BRIEF :: What is the number of lines containing "script"? Give only that number.

Collected data entries
——
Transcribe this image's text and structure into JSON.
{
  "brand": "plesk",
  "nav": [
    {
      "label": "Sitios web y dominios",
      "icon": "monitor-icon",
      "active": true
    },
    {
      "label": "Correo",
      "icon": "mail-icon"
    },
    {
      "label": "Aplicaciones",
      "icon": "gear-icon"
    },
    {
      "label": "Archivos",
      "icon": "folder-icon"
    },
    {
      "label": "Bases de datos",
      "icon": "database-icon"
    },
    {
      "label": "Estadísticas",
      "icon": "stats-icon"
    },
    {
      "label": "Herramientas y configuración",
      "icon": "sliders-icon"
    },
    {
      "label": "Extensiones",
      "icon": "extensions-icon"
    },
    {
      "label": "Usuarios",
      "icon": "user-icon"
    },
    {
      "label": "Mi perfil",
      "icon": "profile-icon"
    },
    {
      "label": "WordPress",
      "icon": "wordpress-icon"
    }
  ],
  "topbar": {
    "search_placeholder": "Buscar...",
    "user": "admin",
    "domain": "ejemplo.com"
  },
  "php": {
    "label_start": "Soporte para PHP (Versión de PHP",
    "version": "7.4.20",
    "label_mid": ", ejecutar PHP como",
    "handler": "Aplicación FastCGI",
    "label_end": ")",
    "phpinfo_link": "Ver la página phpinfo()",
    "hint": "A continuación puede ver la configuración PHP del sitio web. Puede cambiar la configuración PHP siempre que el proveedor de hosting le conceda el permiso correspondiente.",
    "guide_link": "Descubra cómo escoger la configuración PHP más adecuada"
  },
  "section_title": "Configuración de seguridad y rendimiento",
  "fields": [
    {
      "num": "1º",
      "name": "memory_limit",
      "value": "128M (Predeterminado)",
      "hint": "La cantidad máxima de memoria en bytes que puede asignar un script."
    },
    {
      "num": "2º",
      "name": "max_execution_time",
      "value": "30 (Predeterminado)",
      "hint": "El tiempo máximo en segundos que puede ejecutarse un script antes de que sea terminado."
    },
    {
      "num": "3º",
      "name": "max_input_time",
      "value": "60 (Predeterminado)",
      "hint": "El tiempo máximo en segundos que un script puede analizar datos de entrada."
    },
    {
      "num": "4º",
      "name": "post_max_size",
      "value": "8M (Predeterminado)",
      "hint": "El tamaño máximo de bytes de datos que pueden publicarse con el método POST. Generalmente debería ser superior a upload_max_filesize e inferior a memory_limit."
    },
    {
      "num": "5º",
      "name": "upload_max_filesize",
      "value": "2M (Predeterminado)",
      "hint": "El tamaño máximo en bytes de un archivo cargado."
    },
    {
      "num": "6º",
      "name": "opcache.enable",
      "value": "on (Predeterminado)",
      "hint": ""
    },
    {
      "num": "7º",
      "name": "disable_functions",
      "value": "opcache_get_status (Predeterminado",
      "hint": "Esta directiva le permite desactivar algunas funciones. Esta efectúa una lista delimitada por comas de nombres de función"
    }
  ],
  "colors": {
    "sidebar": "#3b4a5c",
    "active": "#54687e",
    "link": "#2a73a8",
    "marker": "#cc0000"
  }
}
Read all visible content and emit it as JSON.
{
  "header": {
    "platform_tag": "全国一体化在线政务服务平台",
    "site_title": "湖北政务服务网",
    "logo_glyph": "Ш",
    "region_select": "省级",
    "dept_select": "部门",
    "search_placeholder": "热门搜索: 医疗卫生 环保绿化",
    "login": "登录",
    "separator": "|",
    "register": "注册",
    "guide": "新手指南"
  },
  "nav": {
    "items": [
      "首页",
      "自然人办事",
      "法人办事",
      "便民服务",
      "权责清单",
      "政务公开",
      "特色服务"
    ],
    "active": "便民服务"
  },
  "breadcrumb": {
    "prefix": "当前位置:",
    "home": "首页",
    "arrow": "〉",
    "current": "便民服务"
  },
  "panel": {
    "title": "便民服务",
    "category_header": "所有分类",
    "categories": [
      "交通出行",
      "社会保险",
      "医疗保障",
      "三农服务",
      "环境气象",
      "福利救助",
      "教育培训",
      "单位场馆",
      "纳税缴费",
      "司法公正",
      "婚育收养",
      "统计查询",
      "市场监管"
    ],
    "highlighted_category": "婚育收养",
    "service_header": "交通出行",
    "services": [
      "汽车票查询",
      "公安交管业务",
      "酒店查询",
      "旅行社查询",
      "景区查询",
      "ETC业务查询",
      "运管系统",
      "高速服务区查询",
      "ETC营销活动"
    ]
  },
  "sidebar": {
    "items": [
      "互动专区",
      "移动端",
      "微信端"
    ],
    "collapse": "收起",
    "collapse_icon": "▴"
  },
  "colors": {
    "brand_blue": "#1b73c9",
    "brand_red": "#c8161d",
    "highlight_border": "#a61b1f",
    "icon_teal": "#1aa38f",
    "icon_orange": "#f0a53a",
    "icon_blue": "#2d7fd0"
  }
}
——
FINAL ANSWER :: 3